(What is being asked):
Each record is to be printed again precisely as it reads.

(Extracted records):
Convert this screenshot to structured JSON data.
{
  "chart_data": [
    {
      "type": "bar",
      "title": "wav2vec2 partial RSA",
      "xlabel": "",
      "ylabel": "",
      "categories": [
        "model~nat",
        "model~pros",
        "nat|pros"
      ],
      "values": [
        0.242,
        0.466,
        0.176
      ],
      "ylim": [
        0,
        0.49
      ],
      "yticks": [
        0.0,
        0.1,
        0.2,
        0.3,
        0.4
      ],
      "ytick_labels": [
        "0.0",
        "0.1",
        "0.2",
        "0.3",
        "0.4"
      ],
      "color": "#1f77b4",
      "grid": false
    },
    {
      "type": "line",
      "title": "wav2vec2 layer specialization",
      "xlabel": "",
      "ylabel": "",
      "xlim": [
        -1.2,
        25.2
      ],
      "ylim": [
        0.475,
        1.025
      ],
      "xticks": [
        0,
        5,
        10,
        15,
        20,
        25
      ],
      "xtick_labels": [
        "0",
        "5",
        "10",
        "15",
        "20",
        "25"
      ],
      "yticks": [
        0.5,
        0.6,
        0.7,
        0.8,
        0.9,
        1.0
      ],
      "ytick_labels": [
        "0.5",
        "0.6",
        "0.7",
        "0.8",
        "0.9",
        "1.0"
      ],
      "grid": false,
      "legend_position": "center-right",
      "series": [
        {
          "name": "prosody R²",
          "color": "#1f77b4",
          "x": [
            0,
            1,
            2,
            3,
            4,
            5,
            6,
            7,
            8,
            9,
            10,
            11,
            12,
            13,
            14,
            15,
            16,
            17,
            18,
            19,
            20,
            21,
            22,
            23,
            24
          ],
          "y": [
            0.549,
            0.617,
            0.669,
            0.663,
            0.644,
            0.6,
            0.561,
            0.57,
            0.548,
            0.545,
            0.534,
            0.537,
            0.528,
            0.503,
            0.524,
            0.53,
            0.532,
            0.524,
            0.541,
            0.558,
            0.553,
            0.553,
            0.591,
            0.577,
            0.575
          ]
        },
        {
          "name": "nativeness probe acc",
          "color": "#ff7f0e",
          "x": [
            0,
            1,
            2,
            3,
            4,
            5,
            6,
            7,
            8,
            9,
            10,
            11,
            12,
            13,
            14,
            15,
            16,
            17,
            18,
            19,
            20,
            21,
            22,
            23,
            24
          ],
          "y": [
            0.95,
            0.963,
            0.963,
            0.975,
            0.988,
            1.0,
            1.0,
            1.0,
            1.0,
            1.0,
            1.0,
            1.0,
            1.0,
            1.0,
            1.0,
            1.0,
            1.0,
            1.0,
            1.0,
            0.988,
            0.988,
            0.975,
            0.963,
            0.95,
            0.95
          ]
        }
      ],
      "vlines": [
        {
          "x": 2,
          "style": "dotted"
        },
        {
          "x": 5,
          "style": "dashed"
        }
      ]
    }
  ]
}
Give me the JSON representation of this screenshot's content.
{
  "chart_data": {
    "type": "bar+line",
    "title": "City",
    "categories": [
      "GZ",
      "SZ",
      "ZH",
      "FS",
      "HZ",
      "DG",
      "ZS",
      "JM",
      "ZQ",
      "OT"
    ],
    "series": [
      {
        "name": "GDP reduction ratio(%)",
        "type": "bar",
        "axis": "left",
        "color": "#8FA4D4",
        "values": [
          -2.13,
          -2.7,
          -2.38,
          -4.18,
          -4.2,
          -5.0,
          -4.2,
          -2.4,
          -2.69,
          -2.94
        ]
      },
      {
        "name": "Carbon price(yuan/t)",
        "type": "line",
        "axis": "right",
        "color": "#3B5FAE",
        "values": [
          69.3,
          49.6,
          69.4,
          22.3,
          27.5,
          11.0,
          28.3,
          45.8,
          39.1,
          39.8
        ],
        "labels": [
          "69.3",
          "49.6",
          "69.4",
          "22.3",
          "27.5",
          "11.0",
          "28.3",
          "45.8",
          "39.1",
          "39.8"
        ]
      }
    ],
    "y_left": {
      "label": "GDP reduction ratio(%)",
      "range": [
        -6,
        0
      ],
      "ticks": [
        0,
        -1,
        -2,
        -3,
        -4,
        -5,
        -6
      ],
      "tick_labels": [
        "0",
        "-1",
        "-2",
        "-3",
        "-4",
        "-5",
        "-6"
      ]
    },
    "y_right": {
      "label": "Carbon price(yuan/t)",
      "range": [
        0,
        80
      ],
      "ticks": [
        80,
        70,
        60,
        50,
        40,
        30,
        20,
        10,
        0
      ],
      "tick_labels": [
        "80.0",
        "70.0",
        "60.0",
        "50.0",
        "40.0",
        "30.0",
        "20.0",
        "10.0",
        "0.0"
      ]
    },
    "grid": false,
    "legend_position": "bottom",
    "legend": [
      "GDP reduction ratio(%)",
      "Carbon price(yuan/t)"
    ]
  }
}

(Result of the task):
Convert this screenshot to structured JSON data.
{
  "chart_data": [
    {
      "type": "bar",
      "title": "wav2vec2 partial RSA",
      "xlabel": "",
      "ylabel": "",
      "categories": [
        "model~nat",
        "model~pros",
        "nat|pros"
      ],
      "values": [
        0.242,
        0.466,
        0.176
      ],
      "ylim": [
        0,
        0.49
      ],
      "yticks": [
        0.0,
        0.1,
        0.2,
        0.3,
        0.4
      ],
      "ytick_labels": [
        "0.0",
        "0.1",
        "0.2",
        "0.3",
        "0.4"
      ],
      "color": "#1f77b4",
      "grid": false
    },
    {
      "type": "line",
      "title": "wav2vec2 layer specialization",
      "xlabel": "",
      "ylabel": "",
      "xlim": [
        -1.2,
        25.2
      ],
      "ylim": [
        0.475,
        1.025
      ],
      "xticks": [
        0,
        5,
        10,
        15,
        20,
        25
      ],
      "xtick_labels": [
        "0",
        "5",
        "10",
        "15",
        "20",
        "25"
      ],
      "yticks": [
        0.5,
        0.6,
        0.7,
        0.8,
        0.9,
        1.0
      ],
      "ytick_labels": [
        "0.5",
        "0.6",
        "0.7",
        "0.8",
        "0.9",
        "1.0"
      ],
      "grid": false,
      "legend_position": "center-right",
      "series": [
        {
          "name": "prosody R²",
          "color": "#1f77b4",
          "x": [
            0,
            1,
            2,
            3,
            4,
            5,
            6,
            7,
            8,
            9,
            10,
            11,
            12,
            13,
            14,
            15,
            16,
            17,
            18,
            19,
            20,
            21,
            22,
            23,
            24
          ],
          "y": [
            0.549,
            0.617,
            0.669,
            0.663,
            0.644,
            0.6,
            0.561,
            0.57,
            0.548,
            0.545,
            0.534,
            0.537,
            0.528,
            0.503,
            0.524,
            0.53,
            0.532,
            0.524,
            0.541,
            0.558,
            0.553,
            0.553,
            0.591,
            0.577,
            0.575
          ]
        },
        {
          "name": "nativeness probe acc",
          "color": "#ff7f0e",
          "x": [
            0,
            1,
            2,
            3,
            4,
            5,
            6,
            7,
            8,
            9,
            10,
            11,
            12,
            13,
            14,
            15,
            16,
            17,
            18,
            19,
            20,
            21,
            22,
            23,
            24
          ],
          "y": [
            0.95,
            0.963,
            0.963,
            0.975,
            0.988,
            1.0,
            1.0,
            1.0,
            1.0,
            1.0,
            1.0,
            1.0,
            1.0,
            1.0,
            1.0,
            1.0,
            1.0,
            1.0,
            1.0,
            0.988,
            0.988,
            0.975,
            0.963,
            0.95,
            0.95
          ]
        }
      ],
      "vlines": [
        {
          "x": 2,
          "style": "dotted"
        },
        {
          "x": 5,
          "style": "dashed"
        }
      ]
    }
  ]
}
Give me the JSON representation of this screenshot's content.
{
  "chart_data": {
    "type": "bar+line",
    "title": "City",
    "categories": [
      "GZ",
      "SZ",
      "ZH",
      "FS",
      "HZ",
      "DG",
      "ZS",
      "JM",
      "ZQ",
      "OT"
    ],
    "series": [
      {
        "name": "GDP reduction ratio(%)",
        "type": "bar",
        "axis": "left",
        "color": "#8FA4D4",
        "values": [
          -2.13,
          -2.7,
          -2.38,
          -4.18,
          -4.2,
          -5.0,
          -4.2,
          -2.4,
          -2.69,
          -2.94
        ]
      },
      {
        "name": "Carbon price(yuan/t)",
        "type": "line",
        "axis": "right",
        "color": "#3B5FAE",
        "values": [
          69.3,
          49.6,
          69.4,
          22.3,
          27.5,
          11.0,
          28.3,
          45.8,
          39.1,
          39.8
        ],
        "labels": [
          "69.3",
          "49.6",
          "69.4",
          "22.3",
          "27.5",
          "11.0",
          "28.3",
          "45.8",
          "39.1",
          "39.8"
        ]
      }
    ],
    "y_left": {
      "label": "GDP reduction ratio(%)",
      "range": [
        -6,
        0
      ],
      "ticks": [
        0,
        -1,
        -2,
        -3,
        -4,
        -5,
        -6
      ],
      "tick_labels": [
        "0",
        "-1",
        "-2",
        "-3",
        "-4",
        "-5",
        "-6"
      ]
    },
    "y_right": {
      "label": "Carbon price(yuan/t)",
      "range": [
        0,
        80
      ],
      "ticks": [
        80,
        70,
        60,
        50,
        40,
        30,
        20,
        10,
        0
      ],
      "tick_labels": [
        "80.0",
        "70.0",
        "60.0",
        "50.0",
        "40.0",
        "30.0",
        "20.0",
        "10.0",
        "0.0"
      ]
    },
    "grid": false,
    "legend_position": "bottom",
    "legend": [
      "GDP reduction ratio(%)",
      "Carbon price(yuan/t)"
    ]
  }
}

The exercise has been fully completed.